Exercise goal: State the count of lines below in which the word "Google" appears, and add nothing.

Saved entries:
──────

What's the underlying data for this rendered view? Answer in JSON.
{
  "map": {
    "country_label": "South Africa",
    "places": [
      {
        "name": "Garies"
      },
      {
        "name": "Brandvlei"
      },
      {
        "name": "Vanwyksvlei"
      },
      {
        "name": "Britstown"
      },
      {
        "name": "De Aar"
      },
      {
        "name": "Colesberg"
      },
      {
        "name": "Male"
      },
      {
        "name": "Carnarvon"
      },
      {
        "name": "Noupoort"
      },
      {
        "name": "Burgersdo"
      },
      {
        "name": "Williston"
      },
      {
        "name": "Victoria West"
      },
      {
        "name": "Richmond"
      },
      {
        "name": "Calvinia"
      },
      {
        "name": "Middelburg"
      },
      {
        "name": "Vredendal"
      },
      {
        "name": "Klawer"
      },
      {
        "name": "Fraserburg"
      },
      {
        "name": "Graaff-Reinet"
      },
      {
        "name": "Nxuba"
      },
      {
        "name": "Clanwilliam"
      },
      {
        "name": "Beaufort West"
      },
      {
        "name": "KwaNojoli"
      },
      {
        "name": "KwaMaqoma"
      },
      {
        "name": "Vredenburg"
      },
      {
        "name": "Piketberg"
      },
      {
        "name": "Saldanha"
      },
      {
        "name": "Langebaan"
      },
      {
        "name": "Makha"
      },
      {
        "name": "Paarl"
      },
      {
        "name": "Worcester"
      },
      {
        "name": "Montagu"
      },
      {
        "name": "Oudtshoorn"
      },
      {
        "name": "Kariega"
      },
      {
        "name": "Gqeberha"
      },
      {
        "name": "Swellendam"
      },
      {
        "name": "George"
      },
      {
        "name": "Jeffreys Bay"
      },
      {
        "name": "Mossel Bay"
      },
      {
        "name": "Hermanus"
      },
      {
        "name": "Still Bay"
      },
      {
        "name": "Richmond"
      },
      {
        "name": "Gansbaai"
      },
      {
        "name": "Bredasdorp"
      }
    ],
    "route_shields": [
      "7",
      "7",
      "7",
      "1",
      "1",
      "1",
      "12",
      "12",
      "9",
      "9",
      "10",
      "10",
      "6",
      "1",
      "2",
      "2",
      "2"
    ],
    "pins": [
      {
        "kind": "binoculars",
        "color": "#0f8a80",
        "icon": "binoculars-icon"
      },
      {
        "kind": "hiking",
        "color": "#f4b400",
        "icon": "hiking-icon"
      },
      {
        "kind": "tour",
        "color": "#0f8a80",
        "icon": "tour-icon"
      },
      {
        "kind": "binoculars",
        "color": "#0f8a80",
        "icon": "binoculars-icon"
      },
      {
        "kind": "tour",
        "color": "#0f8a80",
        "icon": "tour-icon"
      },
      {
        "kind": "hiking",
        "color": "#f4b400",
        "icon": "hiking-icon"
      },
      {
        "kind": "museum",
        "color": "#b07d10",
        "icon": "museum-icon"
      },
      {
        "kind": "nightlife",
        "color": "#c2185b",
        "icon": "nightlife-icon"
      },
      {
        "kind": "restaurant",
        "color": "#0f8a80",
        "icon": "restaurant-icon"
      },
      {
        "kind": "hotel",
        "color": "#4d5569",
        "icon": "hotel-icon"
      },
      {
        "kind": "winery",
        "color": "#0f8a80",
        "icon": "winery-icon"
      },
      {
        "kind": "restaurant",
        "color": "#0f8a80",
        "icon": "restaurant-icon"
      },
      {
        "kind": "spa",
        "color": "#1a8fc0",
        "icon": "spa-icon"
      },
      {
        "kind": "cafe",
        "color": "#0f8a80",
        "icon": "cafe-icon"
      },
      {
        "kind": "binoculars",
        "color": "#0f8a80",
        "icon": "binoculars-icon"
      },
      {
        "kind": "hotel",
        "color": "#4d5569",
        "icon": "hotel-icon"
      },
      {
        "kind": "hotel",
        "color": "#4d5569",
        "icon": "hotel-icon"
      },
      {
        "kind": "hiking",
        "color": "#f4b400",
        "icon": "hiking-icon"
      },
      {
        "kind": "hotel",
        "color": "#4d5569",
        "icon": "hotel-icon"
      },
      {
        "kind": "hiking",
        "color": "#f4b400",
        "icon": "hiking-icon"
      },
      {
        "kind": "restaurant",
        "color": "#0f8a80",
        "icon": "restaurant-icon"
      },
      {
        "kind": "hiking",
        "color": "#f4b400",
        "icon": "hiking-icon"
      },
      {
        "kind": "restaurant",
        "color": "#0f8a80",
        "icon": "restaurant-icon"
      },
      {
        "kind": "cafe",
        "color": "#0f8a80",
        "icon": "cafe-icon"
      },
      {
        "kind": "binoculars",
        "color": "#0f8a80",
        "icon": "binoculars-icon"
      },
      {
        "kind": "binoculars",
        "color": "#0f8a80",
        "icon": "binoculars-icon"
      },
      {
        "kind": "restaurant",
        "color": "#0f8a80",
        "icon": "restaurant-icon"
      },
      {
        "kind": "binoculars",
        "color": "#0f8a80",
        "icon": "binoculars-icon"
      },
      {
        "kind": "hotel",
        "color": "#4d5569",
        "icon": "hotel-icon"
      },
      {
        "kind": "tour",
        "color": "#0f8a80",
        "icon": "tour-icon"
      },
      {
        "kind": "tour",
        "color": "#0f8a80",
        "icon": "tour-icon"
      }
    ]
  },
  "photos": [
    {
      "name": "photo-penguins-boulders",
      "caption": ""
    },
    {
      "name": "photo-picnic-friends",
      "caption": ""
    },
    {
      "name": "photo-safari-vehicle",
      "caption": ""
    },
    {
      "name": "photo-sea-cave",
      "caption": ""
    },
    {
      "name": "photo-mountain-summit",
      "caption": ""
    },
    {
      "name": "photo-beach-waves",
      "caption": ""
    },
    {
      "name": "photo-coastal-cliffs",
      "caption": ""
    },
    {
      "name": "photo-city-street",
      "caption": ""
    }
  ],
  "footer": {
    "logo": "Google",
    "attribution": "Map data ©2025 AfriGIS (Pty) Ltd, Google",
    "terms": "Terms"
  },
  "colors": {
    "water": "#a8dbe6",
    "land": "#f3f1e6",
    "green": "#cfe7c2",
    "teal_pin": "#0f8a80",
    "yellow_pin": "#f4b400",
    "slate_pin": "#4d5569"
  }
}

──────

Task solution: 2